** START **
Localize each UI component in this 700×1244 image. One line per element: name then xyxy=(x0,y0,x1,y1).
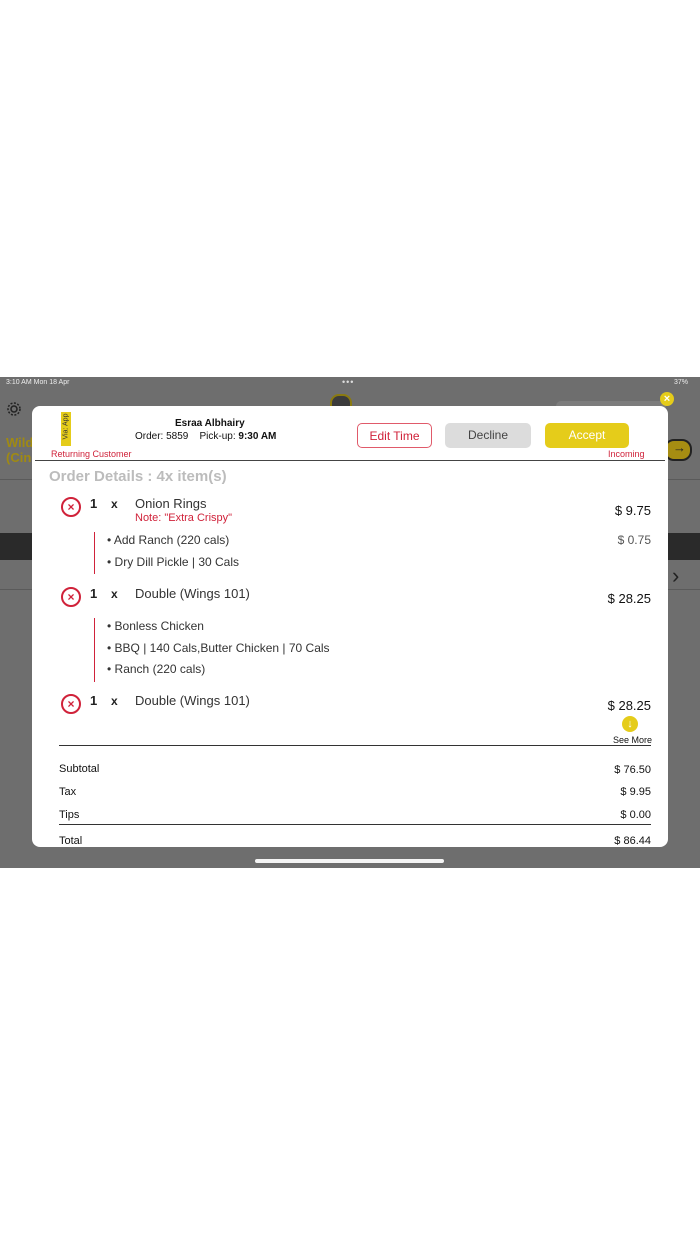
bullet: • xyxy=(107,662,112,676)
modifier-item: • Dry Dill Pickle | 30 Cals xyxy=(107,555,239,569)
bullet: • xyxy=(107,619,112,633)
item-times: x xyxy=(111,694,118,708)
battery-level: 37% xyxy=(673,379,688,386)
subtotal-label: Subtotal xyxy=(59,763,100,775)
item-price: $ 28.25 xyxy=(607,698,651,713)
item-name: Double (Wings 101) xyxy=(135,586,250,601)
modifier-text: BBQ | 140 Cals,Butter Chicken | 70 Cals xyxy=(114,641,330,655)
tips-label: Tips xyxy=(59,809,80,821)
bullet: • xyxy=(107,533,112,547)
order-modal: Via: App Esraa Albhairy Order: 5859 Pick… xyxy=(32,406,668,847)
modifier-item: • BBQ | 140 Cals,Butter Chicken | 70 Cal… xyxy=(107,641,330,655)
item-price: $ 9.75 xyxy=(614,503,651,518)
status-bar: 3:10 AM Mon 18 Apr ••• 37% xyxy=(0,377,700,389)
modifier-text: Dry Dill Pickle | 30 Cals xyxy=(114,555,240,569)
close-icon[interactable]: × xyxy=(660,392,674,406)
store-title-line2: (Cin xyxy=(6,450,32,465)
tips-value: $ 0.00 xyxy=(620,809,651,821)
item-name: Double (Wings 101) xyxy=(135,693,250,708)
tax-value: $ 9.95 xyxy=(620,786,651,798)
store-title: Wild (Cin xyxy=(6,435,33,465)
total-value: $ 86.44 xyxy=(614,835,651,847)
summary-divider xyxy=(59,745,651,746)
gear-icon[interactable] xyxy=(6,401,24,419)
item-quantity: 1 xyxy=(90,586,98,601)
incoming-status: Incoming xyxy=(608,449,645,459)
header-divider xyxy=(35,460,665,461)
see-more-link[interactable]: See More xyxy=(592,735,652,745)
modifier-text: Add Ranch (220 cals) xyxy=(113,533,230,547)
remove-item-icon[interactable]: × xyxy=(61,587,81,607)
multitask-dots[interactable]: ••• xyxy=(342,377,354,387)
modifier-text: Bonless Chicken xyxy=(114,619,204,633)
modifier-price: $ 0.75 xyxy=(617,533,651,547)
via-app-label: Via: App xyxy=(62,413,70,440)
item-quantity: 1 xyxy=(90,496,98,511)
app-screen: 3:10 AM Mon 18 Apr ••• 37% Wild (Cin → ›… xyxy=(0,377,700,868)
tax-label: Tax xyxy=(59,786,77,798)
modifier-bar xyxy=(94,618,95,682)
arrow-down-icon[interactable]: ↓ xyxy=(622,716,638,732)
edit-time-button[interactable]: Edit Time xyxy=(357,423,432,448)
order-label: Order: xyxy=(135,431,164,442)
item-times: x xyxy=(111,497,118,511)
arrow-right-icon[interactable]: → xyxy=(664,439,692,461)
modifier-bar xyxy=(94,532,95,574)
customer-name: Esraa Albhairy xyxy=(175,418,245,429)
item-price: $ 28.25 xyxy=(607,591,651,606)
order-details-title: Order Details : 4x item(s) xyxy=(49,468,227,485)
item-quantity: 1 xyxy=(90,693,98,708)
item-note: Note: "Extra Crispy" xyxy=(135,512,233,524)
pickup-time: 9:30 AM xyxy=(238,431,277,442)
item-times: x xyxy=(111,587,118,601)
store-title-line1: Wild xyxy=(6,435,34,450)
order-info: Order: 5859 Pick-up: 9:30 AM xyxy=(135,431,276,442)
modifier-item: • Add Ranch (220 cals) xyxy=(107,533,229,547)
returning-customer-label: Returning Customer xyxy=(51,449,132,459)
modifier-item: • Bonless Chicken xyxy=(107,619,204,633)
total-divider xyxy=(59,824,651,825)
accept-button[interactable]: Accept xyxy=(545,423,629,448)
item-name: Onion Rings xyxy=(135,496,207,511)
chevron-right-icon[interactable]: › xyxy=(672,563,679,589)
total-label: Total xyxy=(59,835,83,847)
remove-item-icon[interactable]: × xyxy=(61,694,81,714)
bullet: • xyxy=(107,555,112,569)
pickup-label: Pick-up: xyxy=(199,431,236,442)
modifier-text: Ranch (220 cals) xyxy=(114,662,206,676)
decline-button[interactable]: Decline xyxy=(445,423,531,448)
status-time: 3:10 AM Mon 18 Apr xyxy=(6,379,70,386)
home-indicator[interactable] xyxy=(255,859,444,863)
modifier-item: • Ranch (220 cals) xyxy=(107,662,205,676)
order-number: 5859 xyxy=(166,431,189,442)
subtotal-value: $ 76.50 xyxy=(614,764,651,776)
remove-item-icon[interactable]: × xyxy=(61,497,81,517)
via-app-tag: Via: App xyxy=(61,412,71,446)
bullet: • xyxy=(107,641,112,655)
** END **
- _What you should do_
Copy the listing word for word, from the line with "bullet: • xyxy=(107,662,112,676)" to the line with "modifier-bar xyxy=(94,618,95,682)", including both of those lines.

- _Result of the exercise_
bullet: • xyxy=(107,662,112,676)
modifier-item: • Dry Dill Pickle | 30 Cals xyxy=(107,555,239,569)
bullet: • xyxy=(107,619,112,633)
item-times: x xyxy=(111,694,118,708)
battery-level: 37% xyxy=(673,379,688,386)
subtotal-label: Subtotal xyxy=(59,763,100,775)
item-price: $ 28.25 xyxy=(607,698,651,713)
item-name: Double (Wings 101) xyxy=(135,586,250,601)
modifier-text: BBQ | 140 Cals,Butter Chicken | 70 Cals xyxy=(114,641,330,655)
tips-label: Tips xyxy=(59,809,80,821)
bullet: • xyxy=(107,533,112,547)
order-modal: Via: App Esraa Albhairy Order: 5859 Pick… xyxy=(32,406,668,847)
modifier-item: • BBQ | 140 Cals,Butter Chicken | 70 Cal… xyxy=(107,641,330,655)
item-price: $ 9.75 xyxy=(614,503,651,518)
status-bar: 3:10 AM Mon 18 Apr ••• 37% xyxy=(0,377,700,389)
modifier-text: Dry Dill Pickle | 30 Cals xyxy=(114,555,240,569)
close-icon[interactable]: × xyxy=(660,392,674,406)
store-title-line2: (Cin xyxy=(6,450,32,465)
tips-value: $ 0.00 xyxy=(620,809,651,821)
item-name: Double (Wings 101) xyxy=(135,693,250,708)
tax-value: $ 9.95 xyxy=(620,786,651,798)
store-title: Wild (Cin xyxy=(6,435,33,465)
total-value: $ 86.44 xyxy=(614,835,651,847)
summary-divider xyxy=(59,745,651,746)
gear-icon[interactable] xyxy=(6,401,24,419)
item-quantity: 1 xyxy=(90,586,98,601)
incoming-status: Incoming xyxy=(608,449,645,459)
header-divider xyxy=(35,460,665,461)
see-more-link[interactable]: See More xyxy=(592,735,652,745)
modifier-text: Add Ranch (220 cals) xyxy=(113,533,230,547)
remove-item-icon[interactable]: × xyxy=(61,587,81,607)
multitask-dots[interactable]: ••• xyxy=(342,377,354,387)
modifier-text: Bonless Chicken xyxy=(114,619,204,633)
modifier-price: $ 0.75 xyxy=(617,533,651,547)
via-app-label: Via: App xyxy=(62,413,70,440)
item-quantity: 1 xyxy=(90,496,98,511)
app-screen: 3:10 AM Mon 18 Apr ••• 37% Wild (Cin → ›… xyxy=(0,377,700,868)
tax-label: Tax xyxy=(59,786,77,798)
modifier-bar xyxy=(94,618,95,682)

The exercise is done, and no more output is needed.